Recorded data
%%

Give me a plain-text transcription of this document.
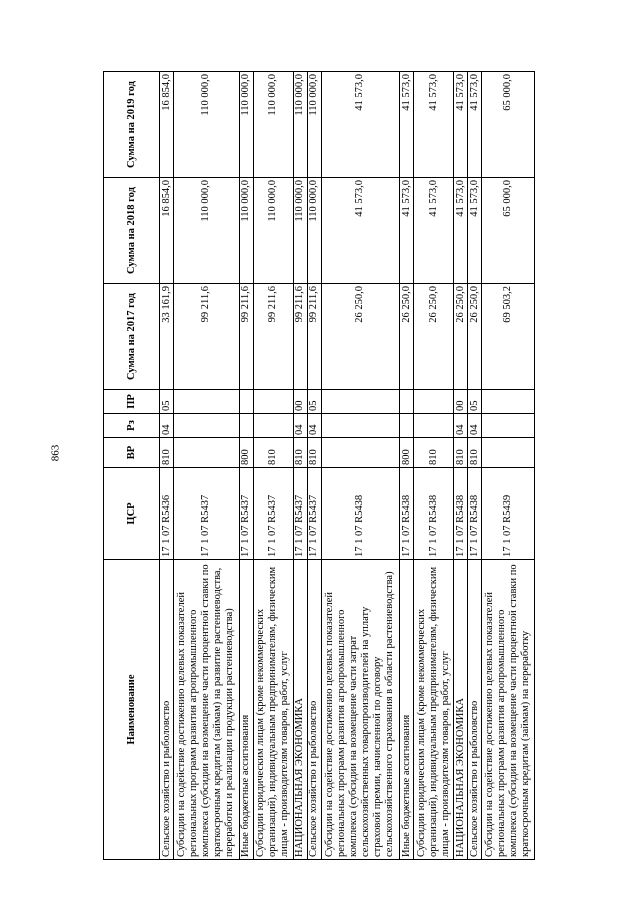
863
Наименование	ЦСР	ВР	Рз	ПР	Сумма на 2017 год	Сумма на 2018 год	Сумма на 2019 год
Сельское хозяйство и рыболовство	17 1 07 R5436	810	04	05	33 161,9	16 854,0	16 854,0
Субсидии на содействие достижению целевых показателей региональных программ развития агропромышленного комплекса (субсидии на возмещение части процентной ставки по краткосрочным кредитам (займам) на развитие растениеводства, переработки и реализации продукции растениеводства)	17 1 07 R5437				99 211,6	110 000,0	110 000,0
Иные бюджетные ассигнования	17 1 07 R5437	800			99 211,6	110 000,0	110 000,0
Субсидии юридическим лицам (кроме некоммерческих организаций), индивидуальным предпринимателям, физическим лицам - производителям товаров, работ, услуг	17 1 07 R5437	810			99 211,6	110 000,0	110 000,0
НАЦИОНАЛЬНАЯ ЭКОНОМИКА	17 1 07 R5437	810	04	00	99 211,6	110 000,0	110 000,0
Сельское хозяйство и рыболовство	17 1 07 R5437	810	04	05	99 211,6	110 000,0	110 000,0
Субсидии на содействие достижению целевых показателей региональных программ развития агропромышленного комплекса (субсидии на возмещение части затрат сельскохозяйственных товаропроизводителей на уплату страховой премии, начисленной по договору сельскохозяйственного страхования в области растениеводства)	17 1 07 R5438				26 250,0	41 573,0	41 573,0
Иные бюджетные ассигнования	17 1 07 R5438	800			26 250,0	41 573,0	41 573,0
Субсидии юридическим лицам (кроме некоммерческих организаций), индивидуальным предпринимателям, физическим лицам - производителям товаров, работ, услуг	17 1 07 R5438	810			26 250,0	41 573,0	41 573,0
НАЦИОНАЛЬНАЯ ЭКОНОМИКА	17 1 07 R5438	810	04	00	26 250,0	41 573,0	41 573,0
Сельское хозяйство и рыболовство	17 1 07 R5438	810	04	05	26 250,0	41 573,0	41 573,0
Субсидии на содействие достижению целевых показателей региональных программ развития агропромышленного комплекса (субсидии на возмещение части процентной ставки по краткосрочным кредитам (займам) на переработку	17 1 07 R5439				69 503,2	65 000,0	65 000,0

%%
%%

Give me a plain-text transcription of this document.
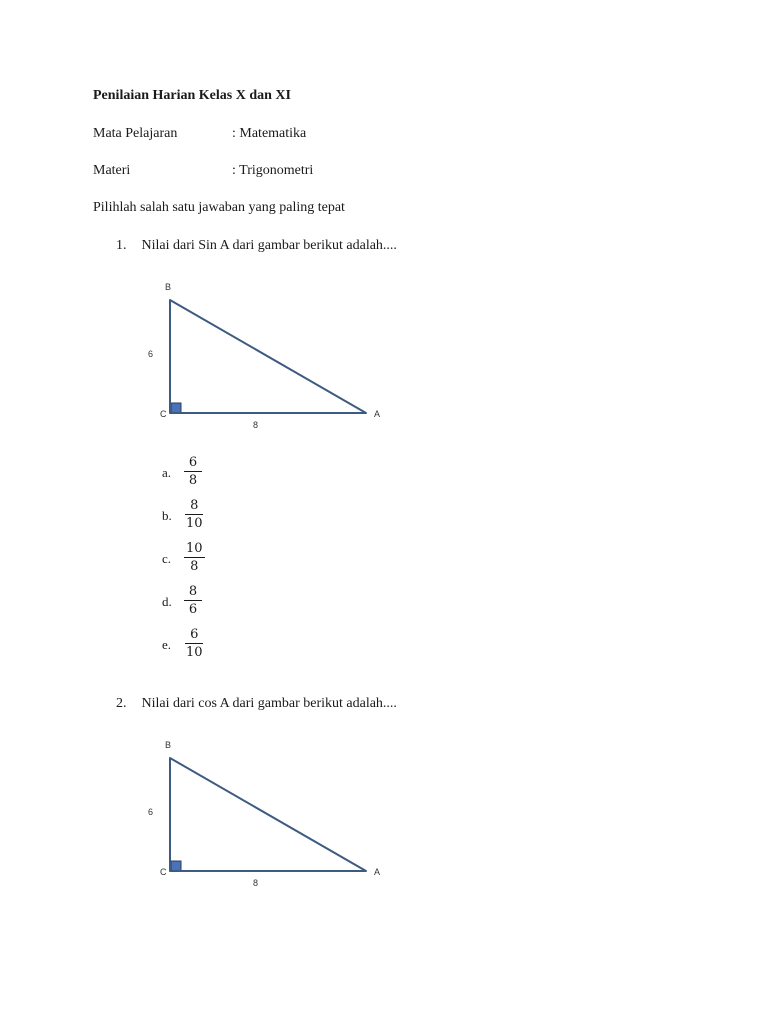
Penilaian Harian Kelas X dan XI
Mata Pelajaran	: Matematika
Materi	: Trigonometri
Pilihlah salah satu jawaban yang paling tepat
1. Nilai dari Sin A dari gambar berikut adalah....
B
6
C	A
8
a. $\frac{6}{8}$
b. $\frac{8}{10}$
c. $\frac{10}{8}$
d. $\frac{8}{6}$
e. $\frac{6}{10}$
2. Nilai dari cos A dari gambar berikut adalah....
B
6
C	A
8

%%
%%

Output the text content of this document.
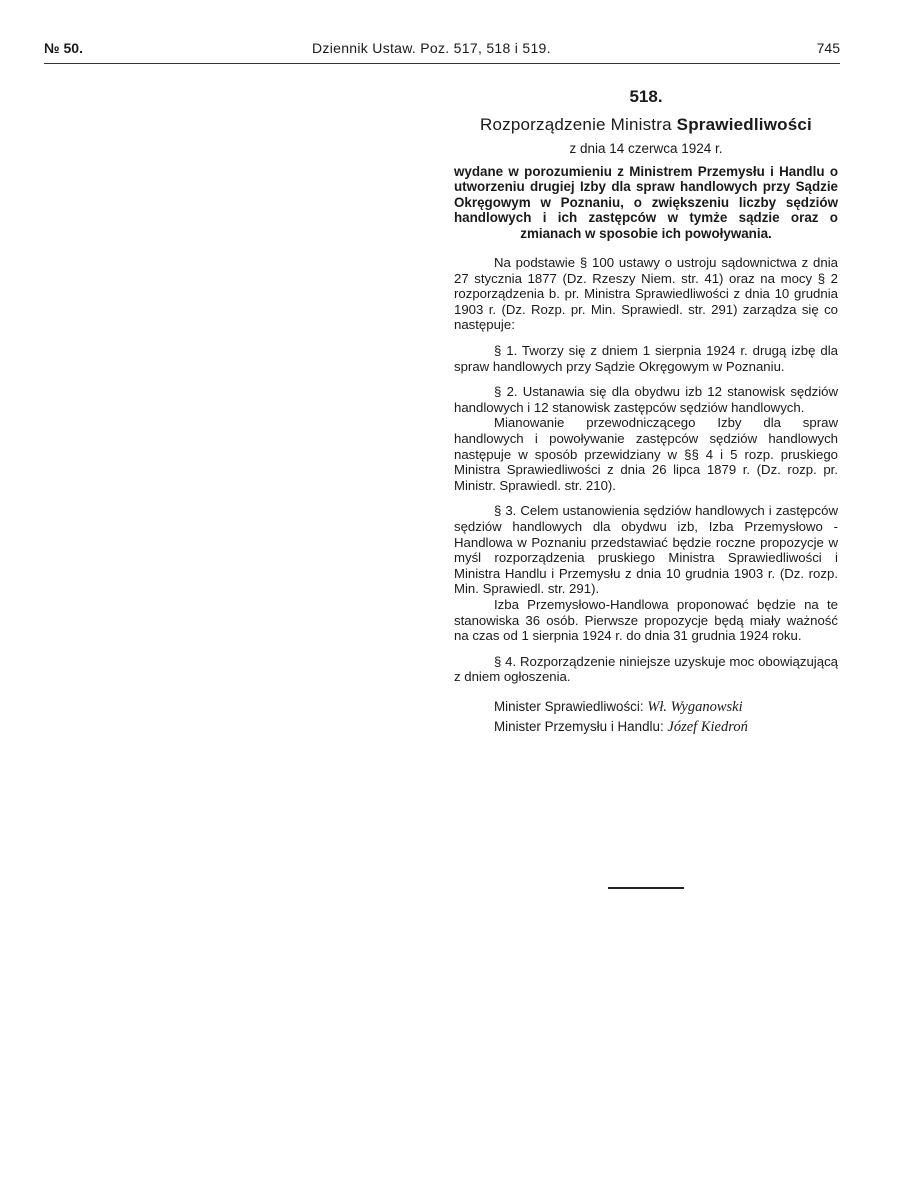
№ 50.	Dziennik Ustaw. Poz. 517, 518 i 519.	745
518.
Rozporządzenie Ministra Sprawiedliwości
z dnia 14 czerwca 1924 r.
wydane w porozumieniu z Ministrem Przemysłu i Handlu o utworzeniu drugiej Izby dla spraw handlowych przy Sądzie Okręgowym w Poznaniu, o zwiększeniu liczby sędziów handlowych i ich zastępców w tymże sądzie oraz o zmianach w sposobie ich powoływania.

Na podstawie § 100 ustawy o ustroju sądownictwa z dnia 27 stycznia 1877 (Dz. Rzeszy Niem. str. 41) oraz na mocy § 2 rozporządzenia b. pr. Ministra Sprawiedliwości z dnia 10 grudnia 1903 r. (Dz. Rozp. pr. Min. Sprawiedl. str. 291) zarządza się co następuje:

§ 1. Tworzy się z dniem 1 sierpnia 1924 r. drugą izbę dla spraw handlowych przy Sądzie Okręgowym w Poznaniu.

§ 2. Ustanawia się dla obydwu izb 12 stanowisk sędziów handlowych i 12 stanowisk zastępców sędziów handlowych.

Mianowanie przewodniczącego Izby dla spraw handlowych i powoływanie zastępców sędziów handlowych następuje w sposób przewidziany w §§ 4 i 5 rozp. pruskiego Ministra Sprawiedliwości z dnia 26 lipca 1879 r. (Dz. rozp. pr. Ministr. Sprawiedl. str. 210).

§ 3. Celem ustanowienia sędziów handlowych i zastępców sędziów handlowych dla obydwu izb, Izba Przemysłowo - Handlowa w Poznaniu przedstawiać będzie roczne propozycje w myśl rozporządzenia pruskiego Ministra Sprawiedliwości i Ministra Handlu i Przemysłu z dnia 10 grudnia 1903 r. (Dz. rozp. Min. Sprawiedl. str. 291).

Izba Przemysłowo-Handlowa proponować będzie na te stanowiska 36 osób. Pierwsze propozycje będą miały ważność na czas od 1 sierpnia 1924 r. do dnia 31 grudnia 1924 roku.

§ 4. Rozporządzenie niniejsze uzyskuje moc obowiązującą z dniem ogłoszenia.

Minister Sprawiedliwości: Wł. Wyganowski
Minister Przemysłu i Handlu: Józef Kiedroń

%%

:: EXERCISE DETAILS ::
List all lines in the material containing the string "następuje".

:: EXERCISE SOLUTION ::
Na podstawie § 100 ustawy o ustroju sądownictwa z dnia 27 stycznia 1877 (Dz. Rzeszy Niem. str. 41) oraz na mocy § 2 rozporządzenia b. pr. Ministra Sprawiedliwości z dnia 10 grudnia 1903 r. (Dz. Rozp. pr. Min. Sprawiedl. str. 291) zarządza się co następuje:
Mianowanie przewodniczącego Izby dla spraw handlowych i powoływanie zastępców sędziów handlowych następuje w sposób przewidziany w §§ 4 i 5 rozp. pruskiego Ministra Sprawiedliwości z dnia 26 lipca 1879 r. (Dz. rozp. pr. Ministr. Sprawiedl. str. 210).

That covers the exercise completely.